# Teks Bacaan
==================================================

Pesona Iran yang Mendunia (77)
Shahab al-Din Suhrawardi adalah seorang filsuf dan arif terkemuka, sekaligus pendiri mazhab iluminasi dalam filsafat Islam. Ia dilahirkan di Suhraward, sebuah desa yang terletak dekat Zanjan, Iran. Nama lengkapnya, Abu Al-Futuh Shahāb ad-Dīn Siddiqi Yahya ibn Habash ibn Amirak as-Suhrawardī. Tapi kemudian, lebih dikenal dengan sebutan Syeikh Isyraq, dan setelah meninggal disebut sebagai Syeikh Maqtul.
Meskipun tidak berumur panjang, tapi Suhrawardi menghasilkan tidak kurang dari 50 karya, antara lain: Hikmah Al-Isyraq, Talwihat, Muqawamat, Masyari’ wa Mutharahat, Parto Nameh, Haykal Al-Nur, Alwah Imadi, Risalah Al-Thair, Avaz Par Jibrail, Aql Surh, Ruzi ba Jamaat Sufian, Risalah fi Halah al-Tufuliyah, Risalah fi Hakikah Al-Esgh dan Waridat va Taqdisat.
Risalah Farsi Suhrawardi tidak seragam. Misalnya, kitab “Parto Nameh”, “Haykal al-Nur” dan Alwah Imadi merupakan karya mengenai hikmah teoritis yang sebagian mengikuti hikmah paripatetik Ibnu Sina. Tapi pembahasan mengenai Nafs dan ilahiyah sepenuhnya menjelaskan tentang hikmah Isyraqi yang disampaikan dalam bentuk tamsil dan rumus.

==================================================

Entri dataset
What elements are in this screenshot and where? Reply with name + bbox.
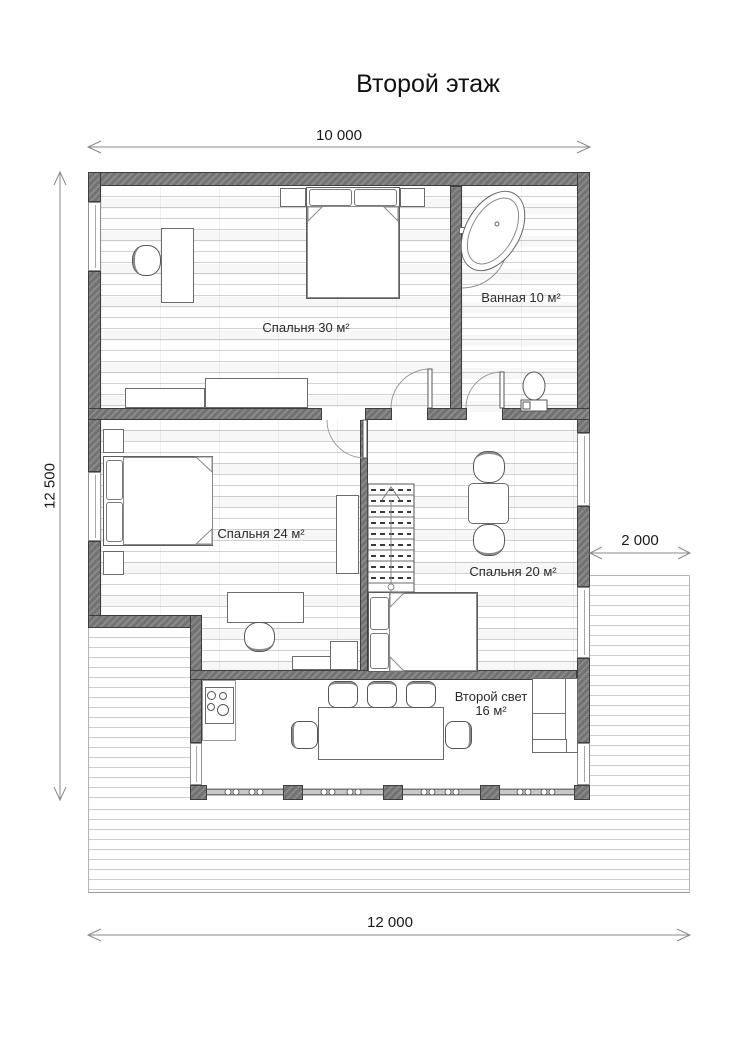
balcony-post-2 — [283, 785, 303, 800]
pillow-bedroom-24-bottom — [106, 502, 123, 542]
room-label-second-light: Второй свет 16 м² — [455, 690, 528, 718]
wall-middle-horizontal-4 — [502, 408, 590, 420]
chair-bedroom-20-top — [473, 451, 505, 483]
wardrobe-bedroom-24 — [336, 495, 359, 574]
bathtub-faucet — [459, 227, 466, 234]
balcony-post-3 — [383, 785, 403, 800]
pillow-bedroom-30-left — [309, 189, 352, 206]
dining-chair-top-1 — [328, 681, 358, 708]
floor-plan-page: Второй этаж — [0, 0, 744, 1051]
window-bedroom-30 — [88, 202, 101, 271]
bed-blanket-bedroom-20 — [389, 593, 477, 671]
deck-left — [88, 628, 190, 800]
dimension-label-right: 2 000 — [621, 532, 659, 549]
cooktop-burner-2 — [219, 692, 227, 700]
pillow-bedroom-20-top — [370, 597, 389, 630]
balcony-post-1 — [190, 785, 207, 800]
room-label-second-light-area: 16 м² — [475, 703, 506, 718]
room-label-second-light-name: Второй свет — [455, 689, 528, 704]
dimension-label-left: 12 500 — [42, 463, 59, 509]
window-bedroom-24 — [88, 472, 101, 541]
room-label-bathroom: Ванная 10 м² — [481, 291, 560, 305]
wall-bathroom-separator — [450, 186, 462, 420]
cooktop-burner-3 — [207, 703, 215, 711]
wall-exterior-right-a — [577, 172, 590, 433]
dining-chair-top-3 — [406, 681, 436, 708]
dresser-bedroom-30-right — [205, 378, 308, 408]
wall-exterior-left-a — [88, 172, 101, 202]
cabinet-bedroom-24 — [330, 641, 358, 670]
pillow-bedroom-30-right — [354, 189, 397, 206]
nightstand-bedroom-24-top — [103, 429, 124, 453]
nightstand-bedroom-24-bottom — [103, 551, 124, 575]
window-second-light-right — [577, 743, 590, 785]
dining-chair-top-2 — [367, 681, 397, 708]
sofa-seat — [532, 739, 567, 753]
chair-bedroom-20-bottom — [473, 524, 505, 556]
cooktop-burner-4 — [217, 704, 229, 716]
wall-exterior-right-c — [577, 658, 590, 743]
nightstand-bedroom-30-left — [280, 188, 306, 207]
pillow-bedroom-24-top — [106, 460, 123, 500]
balcony-post-5 — [574, 785, 590, 800]
deck-right — [590, 575, 690, 800]
wall-exterior-left-b — [88, 271, 101, 472]
desk-bedroom-24 — [227, 592, 304, 623]
room-label-bedroom-30: Спальня 30 м² — [262, 321, 349, 335]
dining-table — [318, 707, 444, 760]
table-bedroom-20 — [468, 483, 509, 524]
wall-exterior-top — [88, 172, 590, 186]
room-label-bedroom-20: Спальня 20 м² — [469, 565, 556, 579]
room-label-bedroom-24: Спальня 24 м² — [217, 527, 304, 541]
window-second-light-left — [190, 743, 202, 785]
sofa-cushion-line-horizontal — [533, 713, 565, 714]
balcony-post-4 — [480, 785, 500, 800]
wall-middle-horizontal-1 — [88, 408, 322, 420]
nightstand-bedroom-30-right — [400, 188, 425, 207]
window-bedroom-20-a — [577, 433, 590, 506]
dimension-label-top: 10 000 — [316, 127, 362, 144]
wall-middle-horizontal-3 — [427, 408, 467, 420]
wall-exterior-right-b — [577, 506, 590, 587]
wall-notch-horizontal — [88, 615, 202, 628]
dresser-bedroom-30-left — [125, 388, 205, 408]
dining-chair-right — [445, 721, 472, 749]
wall-middle-vertical — [360, 420, 368, 672]
wall-middle-horizontal-2 — [365, 408, 392, 420]
dining-chair-left — [291, 721, 318, 749]
pillow-bedroom-20-bottom — [370, 633, 389, 669]
desk-bedroom-30 — [161, 228, 194, 303]
bed-blanket-bedroom-24 — [123, 457, 213, 545]
window-bedroom-20-b — [577, 587, 590, 658]
bed-blanket-bedroom-30 — [307, 206, 399, 298]
cooktop-burner-1 — [207, 691, 216, 700]
plan-title: Второй этаж — [356, 70, 500, 99]
chair-bedroom-24 — [244, 622, 275, 652]
chair-bedroom-30 — [132, 245, 161, 276]
deck-bottom — [88, 800, 690, 893]
dimension-label-bottom: 12 000 — [367, 914, 413, 931]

==================================================

# Tugas Latihan 1
Tuliskan kembali dengan persis bagian teks bacaan tentang Suhrawardi mulai dari "Meskipun tidak berumur" hingga dan termasuk "Waridat va Taqdisat.".
# Tugas Latihan 2
Ulangi tanpa perubahan baris data mulai dari baris yang memuat "balcony-post-2 — [283, 785, 303, 800]" hingga dan termasuk baris yang memuat "wardrobe-bedroom-24 — [336, 495, 359, 574]".
Teks bacaan dan baris data ini diambil dari sumber yang berbeda.

# Jawaban Lengkap 1
Meskipun tidak berumur panjang, tapi Suhrawardi menghasilkan tidak kurang dari 50 karya, antara lain: Hikmah Al-Isyraq, Talwihat, Muqawamat, Masyari’ wa Mutharahat, Parto Nameh, Haykal Al-Nur, Alwah Imadi, Risalah Al-Thair, Avaz Par Jibrail, Aql Surh, Ruzi ba Jamaat Sufian, Risalah fi Halah al-Tufuliyah, Risalah fi Hakikah Al-Esgh dan Waridat va Taqdisat.

# Jawaban Lengkap 2
balcony-post-2 — [283, 785, 303, 800]
pillow-bedroom-24-bottom — [106, 502, 123, 542]
room-label-second-light: Второй свет 16 м² — [455, 690, 528, 718]
wall-middle-horizontal-4 — [502, 408, 590, 420]
chair-bedroom-20-top — [473, 451, 505, 483]
wardrobe-bedroom-24 — [336, 495, 359, 574]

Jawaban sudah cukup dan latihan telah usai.